--- SECCIÓN DE TEXTO ---
┌──
— Esta experiencia nos recordó una vez más por qué hacemos lo que hacemos.
El pasado mes de marzo, la familia Grapat viajó a Italia para compartir unos días muy especiales con Seminastorie, un espacio donde los libros, el juego y las historias acompañan el crecimiento.
Tuvimos la oportunidad de organizar tres talleres: dos con familias y niños, y uno dedicado a adultos. Las sesiones con niños fueron una invitación a jugar sin palabras, sin explicaciones, dejando que los materiales hablaran por sí mismos.
Observar cómo los niños se implican libremente en el juego es a menudo la forma más clara para que los adultos comprendan todo su potencial.
└──
Registros extraídos
┌──
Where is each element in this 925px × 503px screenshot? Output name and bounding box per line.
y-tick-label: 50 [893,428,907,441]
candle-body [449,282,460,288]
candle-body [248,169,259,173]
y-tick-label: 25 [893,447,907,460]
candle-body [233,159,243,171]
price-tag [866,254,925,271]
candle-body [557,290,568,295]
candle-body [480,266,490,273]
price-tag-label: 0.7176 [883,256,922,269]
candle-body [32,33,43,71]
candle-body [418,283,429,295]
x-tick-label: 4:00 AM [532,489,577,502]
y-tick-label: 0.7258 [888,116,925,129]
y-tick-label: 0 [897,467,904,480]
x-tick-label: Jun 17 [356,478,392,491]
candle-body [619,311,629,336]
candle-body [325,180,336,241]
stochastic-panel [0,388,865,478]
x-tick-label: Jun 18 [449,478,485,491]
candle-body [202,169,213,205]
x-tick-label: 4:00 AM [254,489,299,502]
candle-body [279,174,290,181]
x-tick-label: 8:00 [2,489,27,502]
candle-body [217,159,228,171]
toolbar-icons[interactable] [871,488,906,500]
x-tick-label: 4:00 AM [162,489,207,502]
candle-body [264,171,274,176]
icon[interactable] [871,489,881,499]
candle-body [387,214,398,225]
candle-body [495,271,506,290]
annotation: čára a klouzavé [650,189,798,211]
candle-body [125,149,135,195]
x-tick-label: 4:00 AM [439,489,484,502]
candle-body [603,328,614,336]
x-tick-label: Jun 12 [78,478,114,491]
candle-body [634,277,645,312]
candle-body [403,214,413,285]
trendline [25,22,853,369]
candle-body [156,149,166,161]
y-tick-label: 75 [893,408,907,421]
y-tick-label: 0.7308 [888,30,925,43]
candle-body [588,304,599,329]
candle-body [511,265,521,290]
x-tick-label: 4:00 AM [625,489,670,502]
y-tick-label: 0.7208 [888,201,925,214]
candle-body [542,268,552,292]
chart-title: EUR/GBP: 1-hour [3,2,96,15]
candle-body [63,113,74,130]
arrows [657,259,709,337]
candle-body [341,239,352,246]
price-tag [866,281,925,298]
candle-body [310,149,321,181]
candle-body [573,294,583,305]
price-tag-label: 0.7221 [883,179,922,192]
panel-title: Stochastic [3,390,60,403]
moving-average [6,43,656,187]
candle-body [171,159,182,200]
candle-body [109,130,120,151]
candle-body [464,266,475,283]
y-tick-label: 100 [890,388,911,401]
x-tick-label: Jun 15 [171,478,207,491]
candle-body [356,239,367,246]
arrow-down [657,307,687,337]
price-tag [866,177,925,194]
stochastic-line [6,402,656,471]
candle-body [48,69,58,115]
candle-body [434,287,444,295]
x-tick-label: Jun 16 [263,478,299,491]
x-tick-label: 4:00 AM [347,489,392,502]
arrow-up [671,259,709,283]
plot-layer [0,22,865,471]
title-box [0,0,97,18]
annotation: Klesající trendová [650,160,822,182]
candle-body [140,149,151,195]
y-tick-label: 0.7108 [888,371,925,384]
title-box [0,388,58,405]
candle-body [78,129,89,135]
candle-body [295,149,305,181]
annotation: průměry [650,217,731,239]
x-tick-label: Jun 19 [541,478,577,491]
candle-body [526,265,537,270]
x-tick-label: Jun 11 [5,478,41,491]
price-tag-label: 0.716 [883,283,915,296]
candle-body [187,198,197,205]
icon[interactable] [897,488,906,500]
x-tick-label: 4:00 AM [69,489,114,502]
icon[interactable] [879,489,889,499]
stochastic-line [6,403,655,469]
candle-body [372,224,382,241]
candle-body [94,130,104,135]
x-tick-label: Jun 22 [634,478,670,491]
└──
Según el texto, ¿qué acompaña el crecimiento en Seminastorie? Enuméralo todo. Para responder, usa solo el texto.

Los libros, el juego y las historias.